Excerpted text
At first blush, the new Harriet’s Inn at 40th Street and Lyndale Avenue in south Minneapolis is a nice addition to the city and its urban fabric. Jucy Lucy’s on the menu, Polygamy on a nitro tap, kids eat free on Tuesdays, what could go wrong!? Furthermore, the building has an attractive brick facade, big windows, is built close to the sidewalk and corner, and replaces a SuperAmerica with a big parking lot. An urbanists dream? Far from it.
The first thing I noticed is that the restaurant patio is located along the north side of the building, actually hidden behind a brick wall with a window cut in it. This seemed odd to me. I don’t agree with architecture that takes a defensive stance against the city around it. Outdoor seating should be near the sidewalk to allow an opportunity for interaction between diners and passers-by. The only possible advantage to this defensive arrangement is if a stray car veers off high-speed Lyndale Avenue, in which case the brick wall will help protect diners. I don’t have a problem with a somewhat private restaurant patio, but just don’t waste frontage on an urban corner. This is no way to live.

Data listing
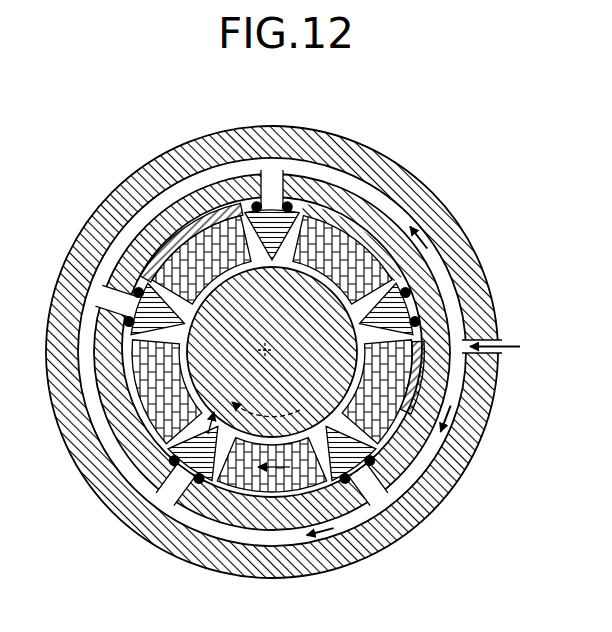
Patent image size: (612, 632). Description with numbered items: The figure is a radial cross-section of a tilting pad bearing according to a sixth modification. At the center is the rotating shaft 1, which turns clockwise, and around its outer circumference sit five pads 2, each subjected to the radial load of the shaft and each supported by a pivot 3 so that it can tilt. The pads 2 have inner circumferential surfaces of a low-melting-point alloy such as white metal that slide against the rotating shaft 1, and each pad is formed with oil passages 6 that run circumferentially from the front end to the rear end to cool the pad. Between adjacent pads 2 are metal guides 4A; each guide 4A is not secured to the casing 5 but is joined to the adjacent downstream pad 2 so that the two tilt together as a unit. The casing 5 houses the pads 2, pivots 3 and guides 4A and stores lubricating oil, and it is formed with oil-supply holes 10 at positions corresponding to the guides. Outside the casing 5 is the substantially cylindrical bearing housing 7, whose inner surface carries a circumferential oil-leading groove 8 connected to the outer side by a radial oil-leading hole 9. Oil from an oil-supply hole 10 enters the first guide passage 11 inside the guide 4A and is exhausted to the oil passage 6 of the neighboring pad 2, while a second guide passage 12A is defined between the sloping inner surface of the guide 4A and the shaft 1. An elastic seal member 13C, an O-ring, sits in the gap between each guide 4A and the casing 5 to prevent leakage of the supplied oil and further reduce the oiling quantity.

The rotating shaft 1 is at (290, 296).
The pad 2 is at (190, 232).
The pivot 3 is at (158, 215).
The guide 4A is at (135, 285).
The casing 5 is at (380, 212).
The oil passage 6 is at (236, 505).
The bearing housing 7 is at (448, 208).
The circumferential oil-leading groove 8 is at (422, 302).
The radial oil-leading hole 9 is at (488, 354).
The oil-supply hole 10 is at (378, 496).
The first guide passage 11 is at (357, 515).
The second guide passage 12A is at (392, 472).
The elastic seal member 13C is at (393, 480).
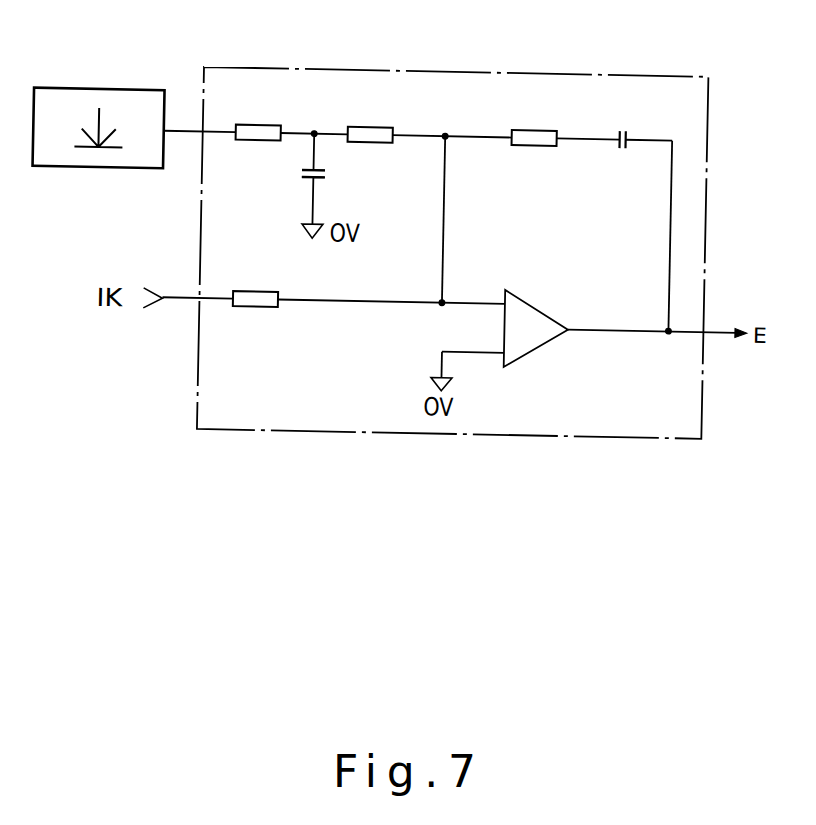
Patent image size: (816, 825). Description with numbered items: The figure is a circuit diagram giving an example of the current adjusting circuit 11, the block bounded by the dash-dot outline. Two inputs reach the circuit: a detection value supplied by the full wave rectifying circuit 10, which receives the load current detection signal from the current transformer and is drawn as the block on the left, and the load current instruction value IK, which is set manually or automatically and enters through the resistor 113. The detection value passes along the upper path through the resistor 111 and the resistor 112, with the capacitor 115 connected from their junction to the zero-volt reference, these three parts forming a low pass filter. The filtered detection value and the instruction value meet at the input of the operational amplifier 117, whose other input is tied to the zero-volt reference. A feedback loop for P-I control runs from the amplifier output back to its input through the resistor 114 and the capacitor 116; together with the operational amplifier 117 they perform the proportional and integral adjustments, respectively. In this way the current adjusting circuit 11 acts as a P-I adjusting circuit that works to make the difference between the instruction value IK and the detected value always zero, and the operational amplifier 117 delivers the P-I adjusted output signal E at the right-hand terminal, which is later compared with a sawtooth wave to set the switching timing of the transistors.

Written problem A
Copy out the rows word for word, from the start of the rows through the line containing "The bearing housing 7 is at (448, 208).", and leave the pictures out of your output.
Written problem B
Go on with the piece about the new Harriet's Inn in south Minneapolis from the point where it stops.

Expected answer A
Patent image size: (612, 632). Description with numbered items: The figure is a radial cross-section of a tilting pad bearing according to a sixth modification. At the center is the rotating shaft 1, which turns clockwise, and around its outer circumference sit five pads 2, each subjected to the radial load of the shaft and each supported by a pivot 3 so that it can tilt. The pads 2 have inner circumferential surfaces of a low-melting-point alloy such as white metal that slide against the rotating shaft 1, and each pad is formed with oil passages 6 that run circumferentially from the front end to the rear end to cool the pad. Between adjacent pads 2 are metal guides 4A; each guide 4A is not secured to the casing 5 but is joined to the adjacent downstream pad 2 so that the two tilt together as a unit. The casing 5 houses the pads 2, pivots 3 and guides 4A and stores lubricating oil, and it is formed with oil-supply holes 10 at positions corresponding to the guides. Outside the casing 5 is the substantially cylindrical bearing housing 7, whose inner surface carries a circumferential oil-leading groove 8 connected to the outer side by a radial oil-leading hole 9. Oil from an oil-supply hole 10 enters the first guide passage 11 inside the guide 4A and is exhausted to the oil passage 6 of the neighboring pad 2, while a second guide passage 12A is defined between the sloping inner surface of the guide 4A and the shaft 1. An elastic seal member 13C, an O-ring, sits in the gap between each guide 4A and the casing 5 to prevent leakage of the supplied oil and further reduce the oiling quantity.

The rotating shaft 1 is at (290, 296).
The pad 2 is at (190, 232).
The pivot 3 is at (158, 215).
The guide 4A is at (135, 285).
The casing 5 is at (380, 212).
The oil passage 6 is at (236, 505).
The bearing housing 7 is at (448, 208).

Expected answer B
Built to the sidewalk, right? Not quite. There is a landscaped buffer between the sidewalk and building. There is no need for this. A good urban building has a zero lot line and is built right to the sidewalk. Setbacks can be allowed to vary, but how they are used is critical. The only reason to set the building back is if that space is used for seating for diners, which is clearly not the case here. Landscaping has its place, but in a city, the space between the sidewalk and restaurant should be for people, not rocks and native grass.
The all important front door test also isn’t as clear cut as you might think. Yes, there is a front door and yes it faces the sidewalk. But the door is purposely located close to the parking lot on the south side of the building, away from the intersection, lest patrons cannot walk an extra few feet for their Jucy Lucy. If only the door were closer to the corner, and closer to a restaurant patio that also faces the sidewalk, the result can be a nice little crossroads of activity and urbanity. Ideally the door would face the intersection at the corner, like so many older buildings from the streetcar era do. This is especially true for a single-use building like this that may only have one door. Alas.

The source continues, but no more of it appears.